Instructions for the task => Rewrite the lines from the line containing "level-label: 5/2⁻ [311, 173, 337, 187]" to the line containing "group-title: with T [220, 205, 264, 222]", inclusive, as a JSON list of strings with one string per line and blank lines omitted.

=======

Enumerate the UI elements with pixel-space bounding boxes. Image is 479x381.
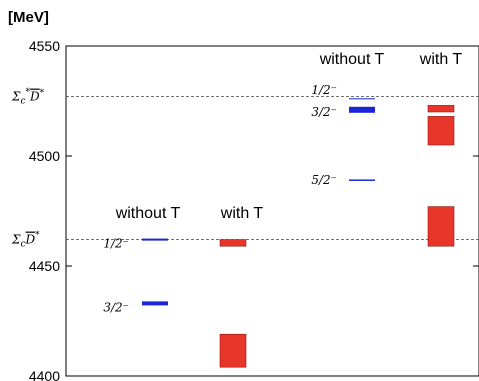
level-label: 5/2⁻ [311, 173, 337, 187]
level-box [219, 239, 247, 247]
y-ticks: 4400 4450 4500 4550 [29, 38, 479, 381]
level-label: 1/2⁻ [103, 237, 129, 251]
level-line [142, 301, 168, 306]
y-tick-label: 4550 [29, 38, 60, 54]
y-tick-label: 4450 [29, 258, 60, 274]
level-group: with T [219, 205, 264, 368]
level-group: without T 1/2⁻ 3/2⁻ 5/2⁻ [311, 51, 384, 187]
level-box [219, 333, 247, 368]
level-label: 1/2⁻ [311, 83, 337, 97]
level-label: 3/2⁻ [103, 300, 129, 314]
y-unit-label: [MeV] [8, 9, 49, 26]
group-title: without T [319, 51, 385, 68]
level-box [427, 105, 455, 113]
level-line [349, 98, 375, 100]
group-title: without T [115, 205, 181, 222]
y-tick-label: 4500 [29, 148, 60, 164]
threshold-label: ΣcD* [11, 231, 40, 250]
level-line [142, 238, 168, 241]
level-box [427, 116, 455, 146]
level-line [349, 179, 375, 181]
group-title: with T [220, 205, 264, 222]
level-group: without T 1/2⁻ 3/2⁻ [103, 205, 180, 314]
level-box [427, 206, 455, 247]
level-label: 3/2⁻ [311, 105, 337, 119]
threshold-lines: ΣcD* Σc*D* [11, 88, 479, 250]
level-line [349, 106, 375, 113]
y-tick-label: 4400 [29, 368, 60, 381]
level-group: with T [419, 51, 463, 247]
plot-frame [65, 45, 479, 377]
threshold-label: Σc*D* [11, 88, 45, 107]
axis-layer: [MeV] [8, 9, 479, 377]
group-title: with T [419, 51, 463, 68]
level-groups: without T 1/2⁻ 3/2⁻ with T without T 1/2⁻ 3/2⁻… [103, 51, 463, 368]
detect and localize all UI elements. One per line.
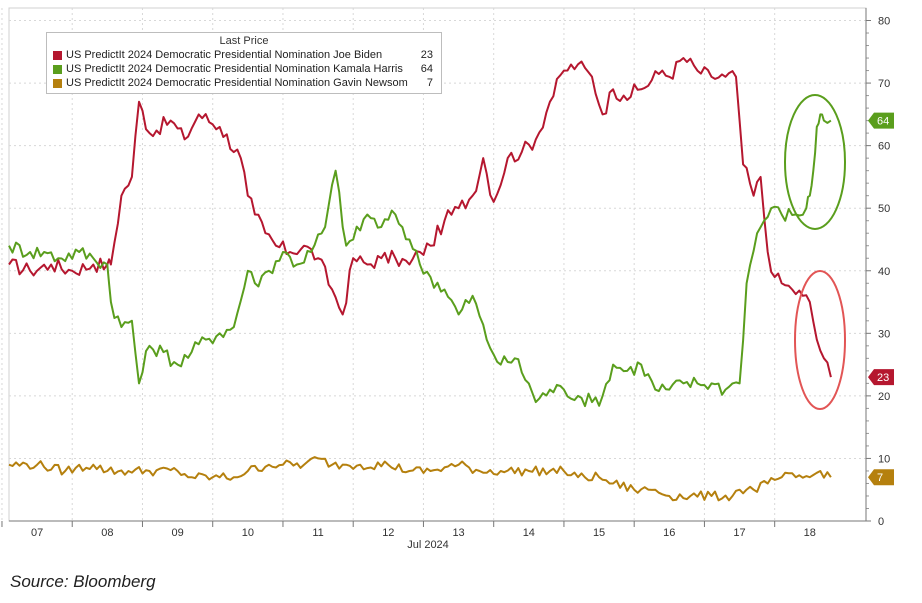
series-lines	[8, 57, 832, 502]
last-value-badge-text: 64	[877, 116, 889, 128]
x-tick-label: 11	[312, 527, 323, 539]
last-value-badge	[868, 112, 894, 129]
y-tick-label: 20	[878, 391, 890, 403]
last-value-badge-text: 23	[877, 372, 889, 384]
harris-highlight-ellipse	[784, 94, 846, 230]
x-tick-label: 16	[663, 527, 675, 539]
legend-entry-biden: US PredictIt 2024 Democratic Presidentia…	[53, 49, 435, 62]
annotation-circles	[784, 94, 846, 410]
x-tick-label: 14	[523, 527, 535, 539]
legend-entry-harris: US PredictIt 2024 Democratic Presidentia…	[53, 63, 435, 76]
y-tick-label: 10	[878, 453, 890, 465]
axes: 0 10 20 30 40 50 60 70 80 07 08 09 10 11 12 13 14 15 16 17 1…	[1, 8, 890, 539]
x-tick-label: 13	[452, 527, 464, 539]
y-tick-label: 60	[878, 141, 890, 153]
legend-last-value: 64	[420, 63, 433, 75]
legend-label: US PredictIt 2024 Democratic Presidentia…	[66, 77, 408, 89]
last-value-badge-text: 7	[877, 472, 883, 484]
last-value-badge	[868, 369, 894, 386]
x-tick-label: 18	[804, 527, 816, 539]
legend-title: Last Price	[219, 35, 269, 47]
x-tick-label: 08	[101, 527, 113, 539]
y-tick-label: 80	[878, 16, 890, 28]
y-tick-label: 40	[878, 266, 890, 278]
y-tick-label: 50	[878, 203, 890, 215]
x-axis-label: Jul 2024	[407, 539, 449, 551]
legend-swatch	[53, 51, 62, 60]
y-tick-label: 30	[878, 328, 890, 340]
y-tick-label: 0	[878, 516, 884, 528]
legend-last-value: 7	[426, 77, 433, 89]
legend-entry-newsom: US PredictIt 2024 Democratic Presidentia…	[53, 77, 435, 90]
x-tick-label: 07	[31, 527, 43, 539]
series-line-2	[8, 456, 832, 502]
last-value-badge	[868, 469, 894, 486]
series-line-1	[8, 113, 832, 408]
legend-swatch	[53, 79, 62, 88]
last-value-badges: 23 64 7	[868, 112, 894, 486]
legend-last-value: 23	[420, 49, 433, 61]
x-tick-label: 12	[382, 527, 394, 539]
x-tick-label: 09	[171, 527, 183, 539]
y-tick-label: 70	[878, 78, 890, 90]
source-note: Source: Bloomberg	[10, 572, 156, 591]
biden-highlight-ellipse	[794, 270, 846, 410]
x-tick-label: 17	[733, 527, 745, 539]
series-line-0	[8, 57, 832, 378]
x-tick-label: 15	[593, 527, 605, 539]
x-tick-label: 10	[242, 527, 254, 539]
legend-label: US PredictIt 2024 Democratic Presidentia…	[66, 49, 383, 61]
legend-label: US PredictIt 2024 Democratic Presidentia…	[66, 63, 403, 75]
legend: Last Price US PredictIt 2024 Democratic …	[46, 32, 442, 94]
legend-swatch	[53, 65, 62, 74]
chart: 0 10 20 30 40 50 60 70 80 07 08 09 10 11 12 13 14 15 16 17 1…	[1, 7, 894, 551]
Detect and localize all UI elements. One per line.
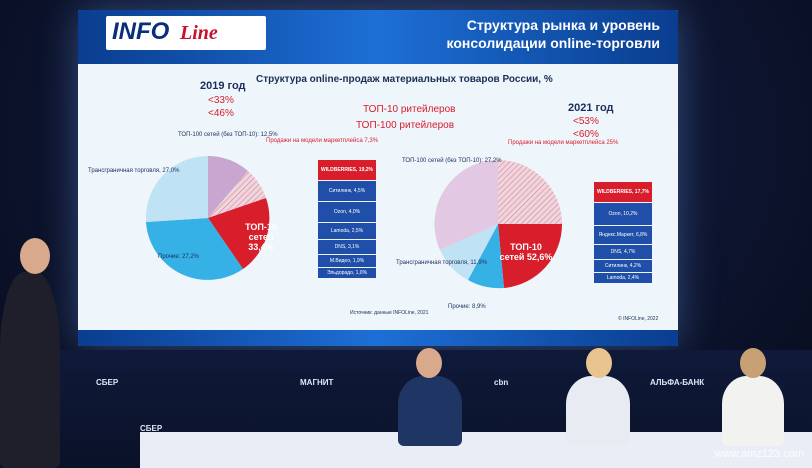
slide-title: Структура рынка и уровень консолидации o… — [446, 17, 660, 51]
right-pct-top100: <60% — [573, 129, 599, 140]
speaker-head — [20, 238, 50, 274]
footer-note-left: Источник: данные INFOLine, 2021 — [350, 310, 429, 316]
left-label-top100: ТОП-100 сетей (без ТОП-10): 12,5% — [178, 132, 278, 138]
sponsor-logo: СБЕР — [140, 424, 163, 433]
right-pie-chart — [434, 160, 563, 289]
slide-subtitle: Структура online-продаж материальных тов… — [256, 74, 553, 85]
slide-header: INFO Line Структура рынка и уровень конс… — [78, 10, 678, 64]
panel-table — [140, 432, 812, 468]
right-bar-item: Lamoda, 2,4% — [594, 272, 652, 283]
left-label-transgran: Трансграничная торговля, 27,0% — [88, 168, 180, 174]
left-bar-column: WILDBERRIES, 19,2% Ситилинк, 4,5% Ozon, … — [318, 160, 376, 278]
right-label-transgran: Трансграничная торговля, 11,9% — [396, 260, 487, 266]
left-label-other: Прочие: 27,2% — [158, 254, 200, 260]
left-bar-item: Lamoda, 2,5% — [318, 222, 376, 239]
right-slice-top10 — [498, 224, 563, 288]
sponsor-logo: СБЕР — [96, 378, 119, 387]
right-label-top100: ТОП-100 сетей (без ТОП-10): 27,2% — [402, 158, 502, 164]
left-bar-item: Ситилинк, 4,5% — [318, 180, 376, 201]
right-label-marketplace: Продажи на модели маркетплейса 25% — [508, 140, 619, 146]
right-label-other: Прочие: 8,9% — [448, 304, 486, 310]
speaker-standing — [0, 272, 60, 468]
left-pie-top10-label: ТОП-10 сетей 33,4% — [245, 222, 277, 252]
panelist-woman-2 — [722, 376, 784, 446]
highlight-top10: ТОП-10 ритейлеров — [363, 104, 456, 115]
projected-slide: INFO Line Структура рынка и уровень конс… — [78, 10, 678, 346]
left-pct-top100: <46% — [208, 108, 234, 119]
left-year: 2019 год — [200, 80, 246, 92]
right-pct-top10: <53% — [573, 116, 599, 127]
right-bar-head: WILDBERRIES, 17,7% — [594, 182, 652, 202]
right-bar-item: Ozon, 10,2% — [594, 202, 652, 225]
right-bar-item: DNS, 4,7% — [594, 244, 652, 259]
left-pie-chart — [145, 155, 270, 280]
sponsor-logo: cbn — [494, 378, 509, 387]
left-slice-other — [146, 218, 243, 280]
left-bar-item: М.Видео, 1,9% — [318, 254, 376, 267]
left-bar-item: Эльдорадо, 1,0% — [318, 267, 376, 278]
right-bar-column: WILDBERRIES, 17,7% Ozon, 10,2% Яндекс.Ма… — [594, 182, 652, 283]
right-slice-top100 — [434, 160, 498, 250]
panelist-woman-1-head — [586, 348, 612, 378]
right-slice-marketplace — [498, 160, 562, 224]
watermark: www.amz123.com — [714, 448, 804, 460]
left-slice-transgran — [145, 155, 208, 222]
right-slice-transgran — [440, 224, 498, 280]
highlight-top100: ТОП-100 ритейлеров — [356, 120, 455, 131]
left-pct-top10: <33% — [208, 95, 234, 106]
panelist-woman-2-head — [740, 348, 766, 378]
sponsor-logo: АЛЬФА-БАНК — [650, 378, 705, 387]
infoline-logo: INFO Line — [106, 16, 266, 50]
left-slice-marketplace — [208, 171, 266, 218]
sponsor-logo: МАГНИТ — [300, 378, 334, 387]
right-bar-item: Яндекс.Маркет, 6,8% — [594, 225, 652, 244]
right-year: 2021 год — [568, 102, 614, 114]
left-slice-top10 — [208, 198, 270, 269]
left-bar-item: Ozon, 4,0% — [318, 201, 376, 222]
panelist-woman-1 — [566, 376, 630, 446]
left-bar-item: DNS, 3,1% — [318, 239, 376, 254]
panelist-man-head — [416, 348, 442, 378]
panelist-man — [398, 376, 462, 446]
right-pie-top10-label: ТОП-10 сетей 52,6% — [499, 242, 553, 262]
left-slice-top100 — [208, 156, 248, 218]
right-slice-other — [468, 224, 504, 289]
right-bar-item: Ситилинк, 4,2% — [594, 259, 652, 272]
left-label-marketplace: Продажи на модели маркетплейса 7,3% — [266, 138, 379, 144]
slide-footer-band — [78, 330, 678, 346]
footer-note-right: © INFOLine, 2022 — [618, 316, 659, 322]
left-bar-head: WILDBERRIES, 19,2% — [318, 160, 376, 180]
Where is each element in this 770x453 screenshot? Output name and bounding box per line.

=======

The solution =>
[
  "level-label: 5/2⁻ [311, 173, 337, 187]",
  "level-box [219, 239, 247, 247]",
  "y-ticks: 4400 4450 4500 4550 [29, 38, 479, 381]",
  "level-label: 1/2⁻ [103, 237, 129, 251]",
  "level-line [142, 301, 168, 306]",
  "y-tick-label: 4550 [29, 38, 60, 54]",
  "y-tick-label: 4450 [29, 258, 60, 274]",
  "level-group: with T [219, 205, 264, 368]",
  "level-group: without T 1/2⁻ 3/2⁻ 5/2⁻ [311, 51, 384, 187]",
  "level-box [219, 333, 247, 368]",
  "level-label: 1/2⁻ [311, 83, 337, 97]",
  "level-label: 3/2⁻ [103, 300, 129, 314]",
  "y-unit-label: [MeV] [8, 9, 49, 26]",
  "group-title: without T [319, 51, 385, 68]",
  "level-box [427, 105, 455, 113]",
  "level-line [349, 98, 375, 100]",
  "group-title: without T [115, 205, 181, 222]",
  "y-tick-label: 4500 [29, 148, 60, 164]",
  "threshold-label: ΣcD* [11, 231, 40, 250]",
  "level-line [142, 238, 168, 241]",
  "level-box [427, 116, 455, 146]",
  "level-line [349, 179, 375, 181]",
  "group-title: with T [220, 205, 264, 222]"
]